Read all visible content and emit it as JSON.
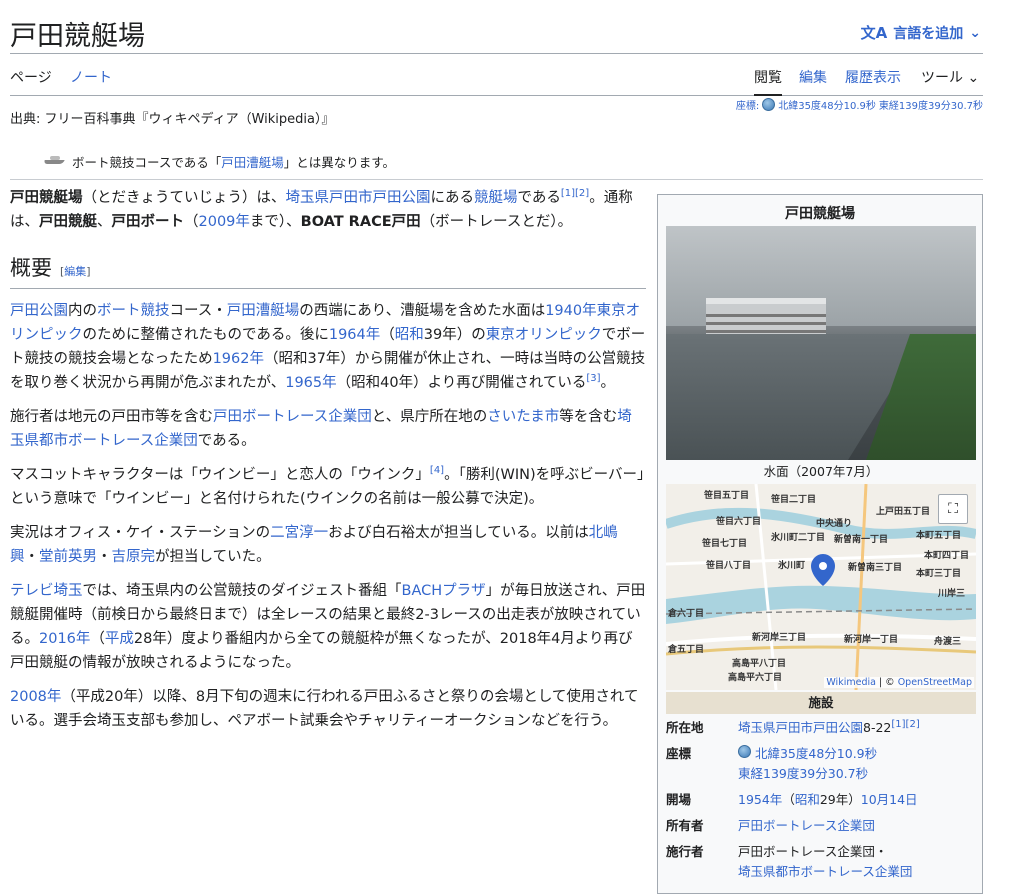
{
  "title": "戸田競艇場",
  "lang_button": "言語を追加",
  "tabs": {
    "page": "ページ",
    "note": "ノート",
    "read": "閲覧",
    "edit": "編集",
    "history": "履歴表示",
    "tools": "ツール"
  },
  "coords_top": {
    "label": "座標:",
    "lat": "北緯35度48分10.9秒",
    "lon": "東経139度39分30.7秒"
  },
  "from_line": "出典: フリー百科事典『ウィキペディア（Wikipedia）』",
  "hatnote": {
    "pre": "ボート競技コースである「",
    "link": "戸田漕艇場",
    "post": "」とは異なります。"
  },
  "intro": {
    "bold1": "戸田競艇場",
    "t1": "（とだきょうていじょう）は、",
    "l1": "埼玉県",
    "l2": "戸田市",
    "l3": "戸田公園",
    "t2": "にある",
    "l4": "競艇場",
    "t3": "である",
    "ref": "[1][2]",
    "t4": "。通称は、",
    "bold2": "戸田競艇",
    "t5": "、",
    "bold3": "戸田ボート",
    "t6": "（",
    "l5": "2009年",
    "t7": "まで）、",
    "bold4": "BOAT RACE戸田",
    "t8": "（ボートレースとだ）。"
  },
  "section": {
    "heading": "概要",
    "edit_open": "[",
    "edit_label": "編集",
    "edit_close": "]"
  },
  "p1": {
    "l1": "戸田公園",
    "t1": "内の",
    "l2": "ボート競技",
    "t2": "コース・",
    "l3": "戸田漕艇場",
    "t3": "の西端にあり、漕艇場を含めた水面は",
    "l4": "1940年東京オリンピック",
    "t4": "のために整備されたものである。後に",
    "l5": "1964年",
    "t5": "（",
    "l6": "昭和",
    "t6": "39年）の",
    "l7": "東京オリンピック",
    "t7": "でボート競技の競技会場となったため",
    "l8": "1962年",
    "t8": "（昭和37年）から開催が休止され、一時は当時の公営競技を取り巻く状況から再開が危ぶまれたが、",
    "l9": "1965年",
    "t9": "（昭和40年）より再び開催されている",
    "ref": "[3]",
    "t10": "。"
  },
  "p2": {
    "t1": "施行者は地元の戸田市等を含む",
    "l1": "戸田ボートレース企業団",
    "t2": "と、県庁所在地の",
    "l2": "さいたま市",
    "t3": "等を含む",
    "l3": "埼玉県都市ボートレース企業団",
    "t4": "である。"
  },
  "p3": {
    "t1": "マスコットキャラクターは「ウインビー」と恋人の「ウインク」",
    "ref": "[4]",
    "t2": "。「勝利(WIN)を呼ぶビーバー」という意味で「ウインビー」と名付けられた(ウインクの名前は一般公募で決定)。"
  },
  "p4": {
    "t1": "実況はオフィス・ケイ・ステーションの",
    "l1": "二宮淳一",
    "t2": "および白石裕太が担当している。以前は",
    "l2": "北嶋興",
    "t3": "・",
    "l3": "堂前英男",
    "t4": "・",
    "l4": "吉原完",
    "t5": "が担当していた。"
  },
  "p5": {
    "l1": "テレビ埼玉",
    "t1": "では、埼玉県内の公営競技のダイジェスト番組「",
    "l2": "BACHプラザ",
    "t2": "」が毎日放送され、戸田競艇開催時（前検日から最終日まで）は全レースの結果と最終2-3レースの出走表が放映されている。",
    "l3": "2016年",
    "t3": "（",
    "l4": "平成",
    "t4": "28年）度より番組内から全ての競艇枠が無くなったが、2018年4月より再び戸田競艇の情報が放映されるようになった。"
  },
  "p6": {
    "l1": "2008年",
    "t1": "（平成20年）以降、8月下旬の週末に行われる戸田ふるさと祭りの会場として使用されている。選手会埼玉支部も参加し、ペアボート試乗会やチャリティーオークションなどを行う。"
  },
  "infobox": {
    "title": "戸田競艇場",
    "photo_caption": "水面（2007年7月）",
    "map_labels": [
      "笹目五丁目",
      "笹目二丁目",
      "笹目六丁目",
      "上戸田五丁目",
      "中央通り",
      "笹目七丁目",
      "氷川町二丁目",
      "新曽南一丁目",
      "本町五丁目",
      "本町四丁目",
      "笹目八丁目",
      "氷川町",
      "新曽南三丁目",
      "本町三丁目",
      "川岸三",
      "倉六丁目",
      "新河岸三丁目",
      "新河岸一丁目",
      "舟渡三",
      "倉五丁目",
      "高島平八丁目",
      "高島平六丁目"
    ],
    "map_attr_wiki": "Wikimedia",
    "map_attr_sep": " | © ",
    "map_attr_osm": "OpenStreetMap",
    "facility_header": "施設",
    "rows": {
      "location_key": "所在地",
      "location_val": "埼玉県戸田市戸田公園",
      "location_num": "8-22",
      "location_ref": "[1][2]",
      "coord_key": "座標",
      "coord_lat": "北緯35度48分10.9秒",
      "coord_lon": "東経139度39分30.7秒",
      "open_key": "開場",
      "open_l1": "1954年",
      "open_t1": "（",
      "open_l2": "昭和",
      "open_t2": "29年）",
      "open_l3": "10月14日",
      "owner_key": "所有者",
      "owner_val": "戸田ボートレース企業団",
      "op_key": "施行者",
      "op_val1": "戸田ボートレース企業団・",
      "op_val2": "埼玉県都市ボートレース企業団"
    }
  },
  "colors": {
    "link": "#3366cc",
    "text": "#202122",
    "border": "#a2a9b1",
    "infobox_bg": "#f8f9fa",
    "header_bg": "#e7e0d0"
  }
}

● THE TASK: Repeat the entries exactly and keep the pictures out of the copy.

● EXERCISE RESPONSE:
Read all visible content and emit it as JSON.
{
  "title": "戸田競艇場",
  "lang_button": "言語を追加",
  "tabs": {
    "page": "ページ",
    "note": "ノート",
    "read": "閲覧",
    "edit": "編集",
    "history": "履歴表示",
    "tools": "ツール"
  },
  "coords_top": {
    "label": "座標:",
    "lat": "北緯35度48分10.9秒",
    "lon": "東経139度39分30.7秒"
  },
  "from_line": "出典: フリー百科事典『ウィキペディア（Wikipedia）』",
  "hatnote": {
    "pre": "ボート競技コースである「",
    "link": "戸田漕艇場",
    "post": "」とは異なります。"
  },
  "intro": {
    "bold1": "戸田競艇場",
    "t1": "（とだきょうていじょう）は、",
    "l1": "埼玉県",
    "l2": "戸田市",
    "l3": "戸田公園",
    "t2": "にある",
    "l4": "競艇場",
    "t3": "である",
    "ref": "[1][2]",
    "t4": "。通称は、",
    "bold2": "戸田競艇",
    "t5": "、",
    "bold3": "戸田ボート",
    "t6": "（",
    "l5": "2009年",
    "t7": "まで）、",
    "bold4": "BOAT RACE戸田",
    "t8": "（ボートレースとだ）。"
  },
  "section": {
    "heading": "概要",
    "edit_open": "[",
    "edit_label": "編集",
    "edit_close": "]"
  },
  "p1": {
    "l1": "戸田公園",
    "t1": "内の",
    "l2": "ボート競技",
    "t2": "コース・",
    "l3": "戸田漕艇場",
    "t3": "の西端にあり、漕艇場を含めた水面は",
    "l4": "1940年東京オリンピック",
    "t4": "のために整備されたものである。後に",
    "l5": "1964年",
    "t5": "（",
    "l6": "昭和",
    "t6": "39年）の",
    "l7": "東京オリンピック",
    "t7": "でボート競技の競技会場となったため",
    "l8": "1962年",
    "t8": "（昭和37年）から開催が休止され、一時は当時の公営競技を取り巻く状況から再開が危ぶまれたが、",
    "l9": "1965年",
    "t9": "（昭和40年）より再び開催されている",
    "ref": "[3]",
    "t10": "。"
  },
  "p2": {
    "t1": "施行者は地元の戸田市等を含む",
    "l1": "戸田ボートレース企業団",
    "t2": "と、県庁所在地の",
    "l2": "さいたま市",
    "t3": "等を含む",
    "l3": "埼玉県都市ボートレース企業団",
    "t4": "である。"
  },
  "p3": {
    "t1": "マスコットキャラクターは「ウインビー」と恋人の「ウインク」",
    "ref": "[4]",
    "t2": "。「勝利(WIN)を呼ぶビーバー」という意味で「ウインビー」と名付けられた(ウインクの名前は一般公募で決定)。"
  },
  "p4": {
    "t1": "実況はオフィス・ケイ・ステーションの",
    "l1": "二宮淳一",
    "t2": "および白石裕太が担当している。以前は",
    "l2": "北嶋興",
    "t3": "・",
    "l3": "堂前英男",
    "t4": "・",
    "l4": "吉原完",
    "t5": "が担当していた。"
  },
  "p5": {
    "l1": "テレビ埼玉",
    "t1": "では、埼玉県内の公営競技のダイジェスト番組「",
    "l2": "BACHプラザ",
    "t2": "」が毎日放送され、戸田競艇開催時（前検日から最終日まで）は全レースの結果と最終2-3レースの出走表が放映されている。",
    "l3": "2016年",
    "t3": "（",
    "l4": "平成",
    "t4": "28年）度より番組内から全ての競艇枠が無くなったが、2018年4月より再び戸田競艇の情報が放映されるようになった。"
  },
  "p6": {
    "l1": "2008年",
    "t1": "（平成20年）以降、8月下旬の週末に行われる戸田ふるさと祭りの会場として使用されている。選手会埼玉支部も参加し、ペアボート試乗会やチャリティーオークションなどを行う。"
  },
  "infobox": {
    "title": "戸田競艇場",
    "photo_caption": "水面（2007年7月）",
    "map_labels": [
      "笹目五丁目",
      "笹目二丁目",
      "笹目六丁目",
      "上戸田五丁目",
      "中央通り",
      "笹目七丁目",
      "氷川町二丁目",
      "新曽南一丁目",
      "本町五丁目",
      "本町四丁目",
      "笹目八丁目",
      "氷川町",
      "新曽南三丁目",
      "本町三丁目",
      "川岸三",
      "倉六丁目",
      "新河岸三丁目",
      "新河岸一丁目",
      "舟渡三",
      "倉五丁目",
      "高島平八丁目",
      "高島平六丁目"
    ],
    "map_attr_wiki": "Wikimedia",
    "map_attr_sep": " | © ",
    "map_attr_osm": "OpenStreetMap",
    "facility_header": "施設",
    "rows": {
      "location_key": "所在地",
      "location_val": "埼玉県戸田市戸田公園",
      "location_num": "8-22",
      "location_ref": "[1][2]",
      "coord_key": "座標",
      "coord_lat": "北緯35度48分10.9秒",
      "coord_lon": "東経139度39分30.7秒",
      "open_key": "開場",
      "open_l1": "1954年",
      "open_t1": "（",
      "open_l2": "昭和",
      "open_t2": "29年）",
      "open_l3": "10月14日",
      "owner_key": "所有者",
      "owner_val": "戸田ボートレース企業団",
      "op_key": "施行者",
      "op_val1": "戸田ボートレース企業団・",
      "op_val2": "埼玉県都市ボートレース企業団"
    }
  },
  "colors": {
    "link": "#3366cc",
    "text": "#202122",
    "border": "#a2a9b1",
    "infobox_bg": "#f8f9fa",
    "header_bg": "#e7e0d0"
  }
}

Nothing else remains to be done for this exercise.